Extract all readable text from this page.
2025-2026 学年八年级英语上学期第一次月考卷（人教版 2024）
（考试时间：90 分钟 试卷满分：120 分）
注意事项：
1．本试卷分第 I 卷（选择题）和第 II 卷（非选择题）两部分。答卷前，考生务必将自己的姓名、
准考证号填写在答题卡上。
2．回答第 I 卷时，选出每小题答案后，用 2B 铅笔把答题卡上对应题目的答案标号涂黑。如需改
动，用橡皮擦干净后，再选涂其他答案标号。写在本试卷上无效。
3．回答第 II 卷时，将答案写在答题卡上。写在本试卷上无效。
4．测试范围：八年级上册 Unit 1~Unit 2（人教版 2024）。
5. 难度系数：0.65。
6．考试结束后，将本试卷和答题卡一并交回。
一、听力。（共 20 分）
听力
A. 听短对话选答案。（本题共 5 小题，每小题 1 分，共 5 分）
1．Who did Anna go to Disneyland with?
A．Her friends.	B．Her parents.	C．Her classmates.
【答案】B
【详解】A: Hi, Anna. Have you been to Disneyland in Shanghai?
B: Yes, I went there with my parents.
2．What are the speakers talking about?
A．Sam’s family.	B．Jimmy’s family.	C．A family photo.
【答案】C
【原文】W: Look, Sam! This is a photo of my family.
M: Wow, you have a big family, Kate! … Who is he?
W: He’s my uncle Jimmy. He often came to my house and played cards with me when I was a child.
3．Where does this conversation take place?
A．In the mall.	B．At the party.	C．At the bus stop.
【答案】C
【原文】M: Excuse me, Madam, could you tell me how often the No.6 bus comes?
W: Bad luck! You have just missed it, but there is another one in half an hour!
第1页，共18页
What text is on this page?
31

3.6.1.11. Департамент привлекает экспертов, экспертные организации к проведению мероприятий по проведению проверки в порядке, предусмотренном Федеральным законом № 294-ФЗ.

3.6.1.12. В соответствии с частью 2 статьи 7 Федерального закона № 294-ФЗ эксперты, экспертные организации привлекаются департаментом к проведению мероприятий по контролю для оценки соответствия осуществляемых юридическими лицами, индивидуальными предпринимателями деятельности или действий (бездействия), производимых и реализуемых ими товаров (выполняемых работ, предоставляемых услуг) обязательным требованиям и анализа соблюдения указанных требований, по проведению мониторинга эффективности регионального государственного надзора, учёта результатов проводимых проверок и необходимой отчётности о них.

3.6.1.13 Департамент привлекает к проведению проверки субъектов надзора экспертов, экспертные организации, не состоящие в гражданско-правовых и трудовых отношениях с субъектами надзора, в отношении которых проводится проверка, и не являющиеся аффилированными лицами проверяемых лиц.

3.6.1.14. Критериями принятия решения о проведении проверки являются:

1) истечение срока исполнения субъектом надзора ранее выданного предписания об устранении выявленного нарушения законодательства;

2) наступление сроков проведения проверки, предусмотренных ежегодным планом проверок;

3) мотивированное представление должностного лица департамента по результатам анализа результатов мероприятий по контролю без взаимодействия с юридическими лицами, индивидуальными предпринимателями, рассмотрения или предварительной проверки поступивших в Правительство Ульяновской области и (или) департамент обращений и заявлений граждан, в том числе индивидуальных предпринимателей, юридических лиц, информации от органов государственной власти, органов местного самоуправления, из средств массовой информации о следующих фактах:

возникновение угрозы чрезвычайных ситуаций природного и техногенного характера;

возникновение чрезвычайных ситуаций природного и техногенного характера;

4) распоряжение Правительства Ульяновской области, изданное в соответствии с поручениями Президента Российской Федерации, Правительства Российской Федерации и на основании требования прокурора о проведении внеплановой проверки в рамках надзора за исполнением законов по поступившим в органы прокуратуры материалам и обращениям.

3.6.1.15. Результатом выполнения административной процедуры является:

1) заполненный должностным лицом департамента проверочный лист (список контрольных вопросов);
◇ ◇ ◇ ◇ ◇ ◇ ◇
### What the task requires:
Count the lines above that contain the word "характера", and give only that number.

### Output of the exercise:
2